§ WORK INSTRUCTIONS
Copy out, from the entries below, each line holding the string "生物医学工程等及相关专业".

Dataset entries

•••••

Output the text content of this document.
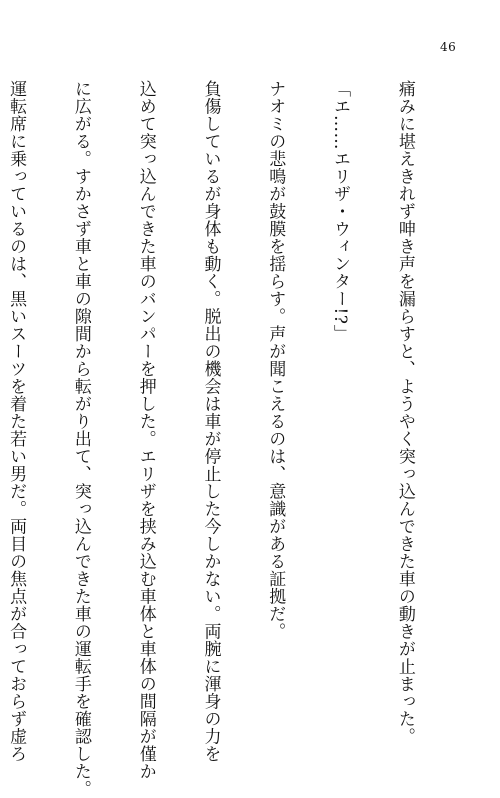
46

痛みに堪えきれず呻き声を漏らすと、ようやく突っ込んできた車の動きが止まった。

「エ……エリザ・ウィンター!?」

ナオミの悲鳴が鼓膜を揺らす。声が聞こえるのは、意識がある証拠だ。

負傷しているが身体も動く。脱出の機会は車が停止した今しかない。両腕に渾身の力を

込めて突っ込んできた車のバンパーを押した。エリザを挟み込む車体と車体の間隔が僅か

に広がる。すかさず車と車の隙間から転がり出て、突っ込んできた車の運転手を確認した。

運転席に乗っているのは、黒いスーツを着た若い男だ。両目の焦点が合っておらず虚ろ
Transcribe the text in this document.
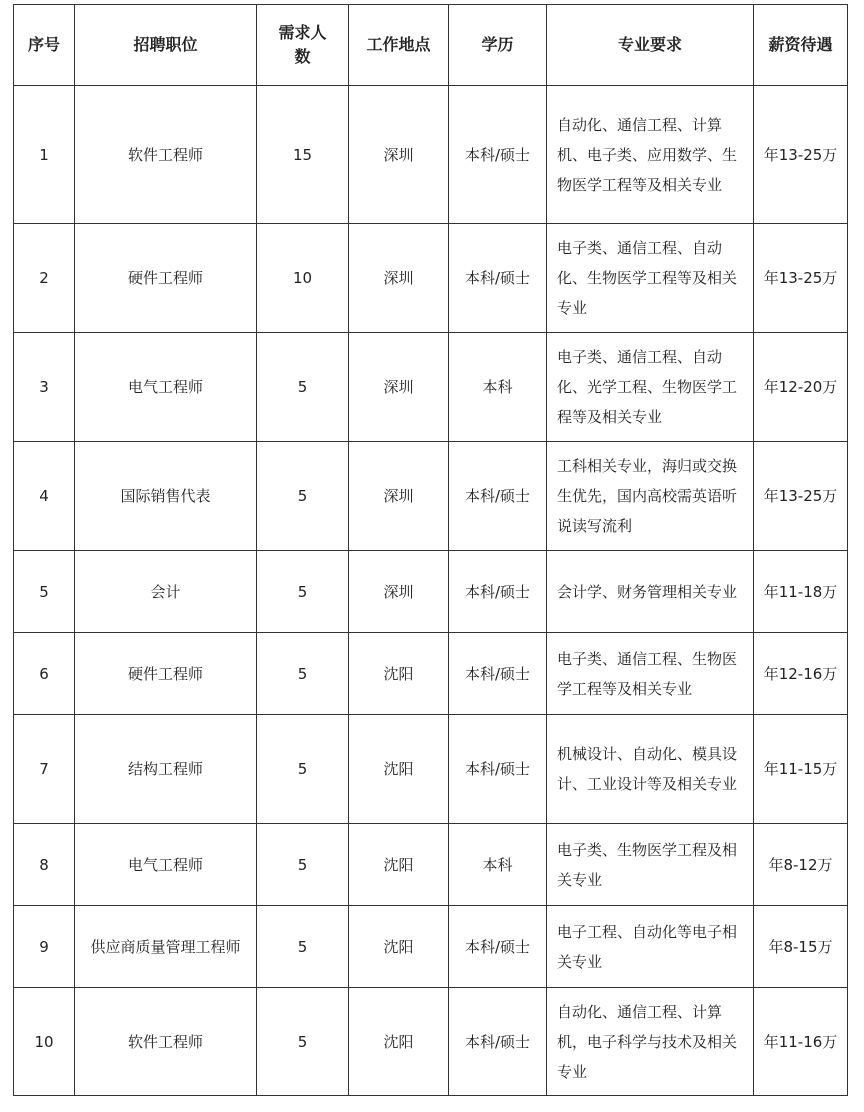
序号	招聘职位	需求人数	工作地点	学历	专业要求	薪资待遇
1	软件工程师	15	深圳	本科/硕士	自动化、通信工程、计算机、电子类、应用数学、生物医学工程等及相关专业	年13-25万
2	硬件工程师	10	深圳	本科/硕士	电子类、通信工程、自动化、生物医学工程等及相关专业	年13-25万
3	电气工程师	5	深圳	本科	电子类、通信工程、自动化、光学工程、生物医学工程等及相关专业	年12-20万
4	国际销售代表	5	深圳	本科/硕士	工科相关专业，海归或交换生优先，国内高校需英语听说读写流利	年13-25万
5	会计	5	深圳	本科/硕士	会计学、财务管理相关专业	年11-18万
6	硬件工程师	5	沈阳	本科/硕士	电子类、通信工程、生物医学工程等及相关专业	年12-16万
7	结构工程师	5	沈阳	本科/硕士	机械设计、自动化、模具设计、工业设计等及相关专业	年11-15万
8	电气工程师	5	沈阳	本科	电子类、生物医学工程及相关专业	年8-12万
9	供应商质量管理工程师	5	沈阳	本科/硕士	电子工程、自动化等电子相关专业	年8-15万
10	软件工程师	5	沈阳	本科/硕士	自动化、通信工程、计算机，电子科学与技术及相关专业	年11-16万
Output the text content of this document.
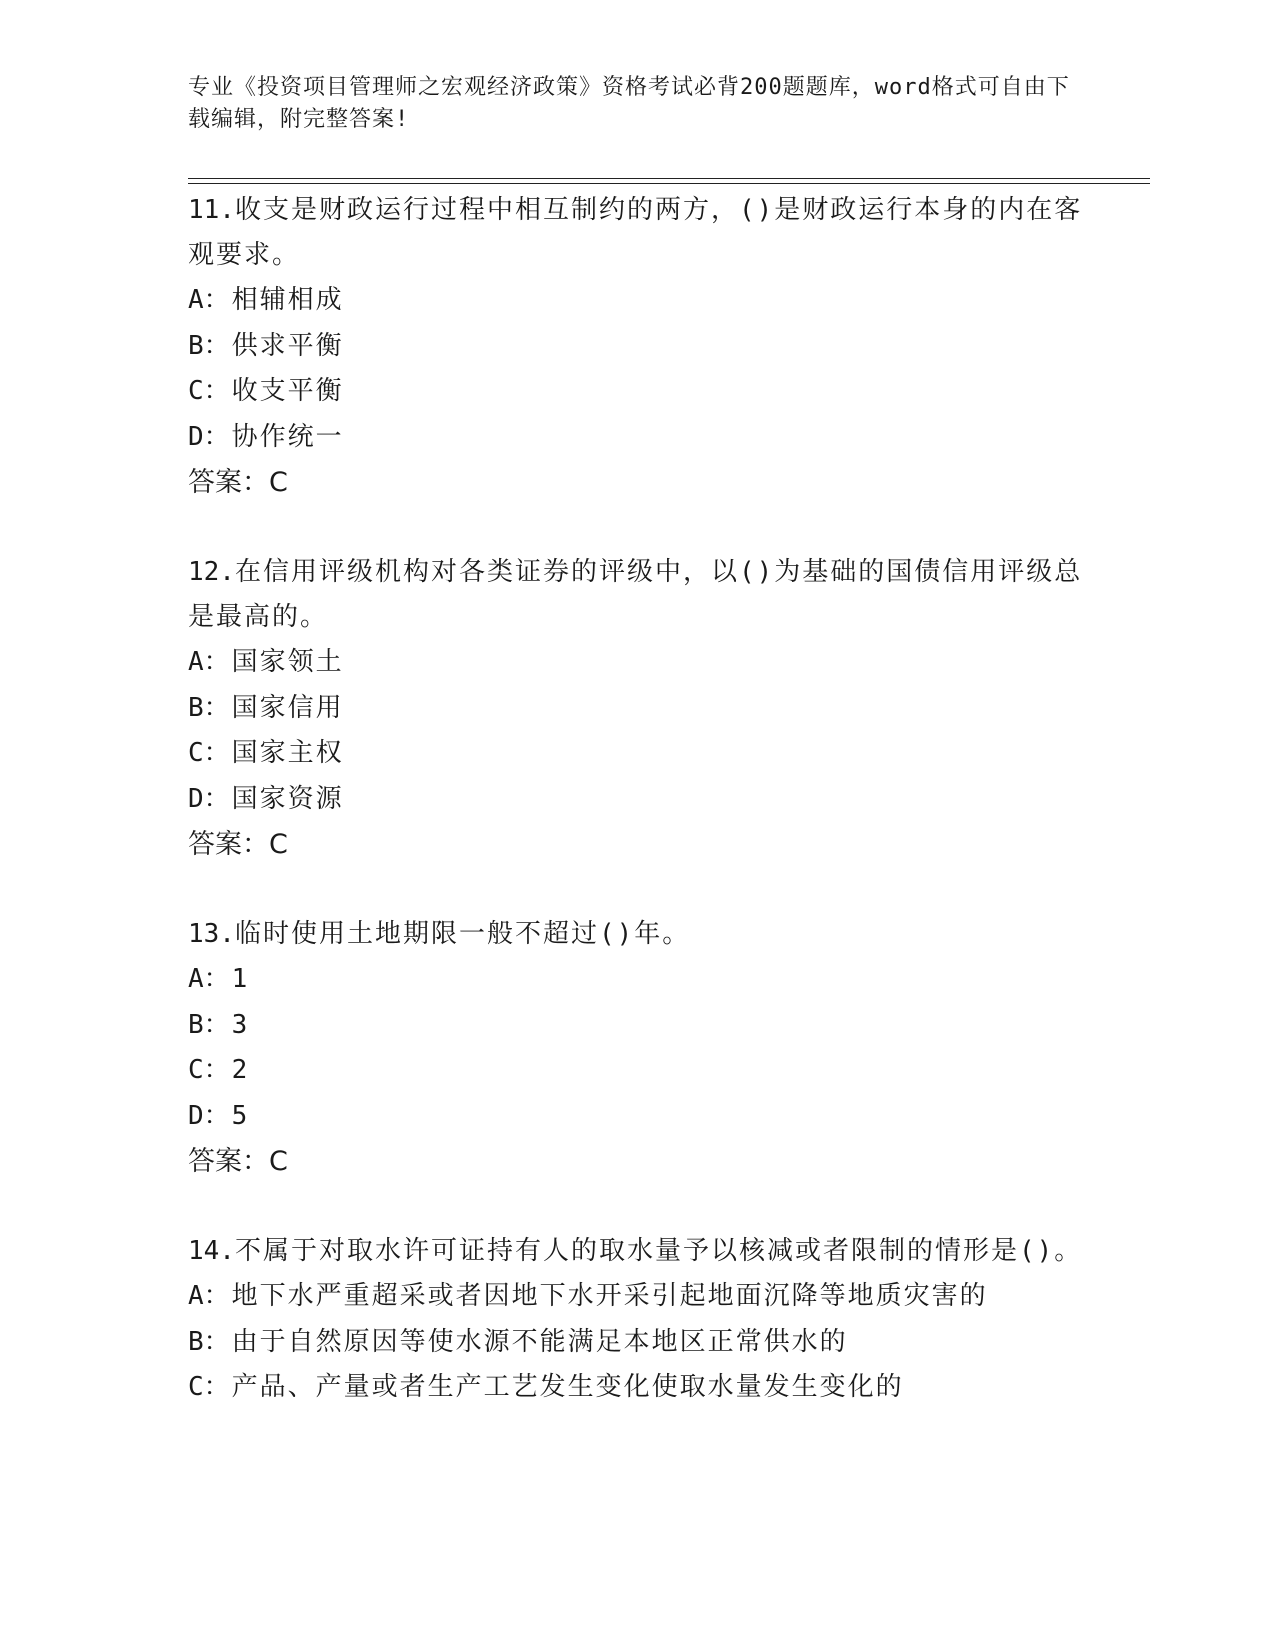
专业《投资项目管理师之宏观经济政策》资格考试必背200题题库，word格式可自由下载编辑，附完整答案!

11.收支是财政运行过程中相互制约的两方，()是财政运行本身的内在客观要求。

A：相辅相成

B：供求平衡

C：收支平衡

D：协作统一

答案：C

12.在信用评级机构对各类证券的评级中，以()为基础的国债信用评级总是最高的。

A：国家领土

B：国家信用

C：国家主权

D：国家资源

答案：C

13.临时使用土地期限一般不超过()年。

A：1

B：3

C：2

D：5

答案：C

14.不属于对取水许可证持有人的取水量予以核减或者限制的情形是()。

A：地下水严重超采或者因地下水开采引起地面沉降等地质灾害的

B：由于自然原因等使水源不能满足本地区正常供水的

C：产品、产量或者生产工艺发生变化使取水量发生变化的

•••••

§ FULL SOLUTION
1	软件工程师	15	深圳	本科/硕士	自动化、通信工程、计算机、电子类、应用数学、生物医学工程等及相关专业	年13-25万
2	硬件工程师	10	深圳	本科/硕士	电子类、通信工程、自动化、生物医学工程等及相关专业	年13-25万
3	电气工程师	5	深圳	本科	电子类、通信工程、自动化、光学工程、生物医学工程等及相关专业	年12-20万
6	硬件工程师	5	沈阳	本科/硕士	电子类、通信工程、生物医学工程等及相关专业	年12-16万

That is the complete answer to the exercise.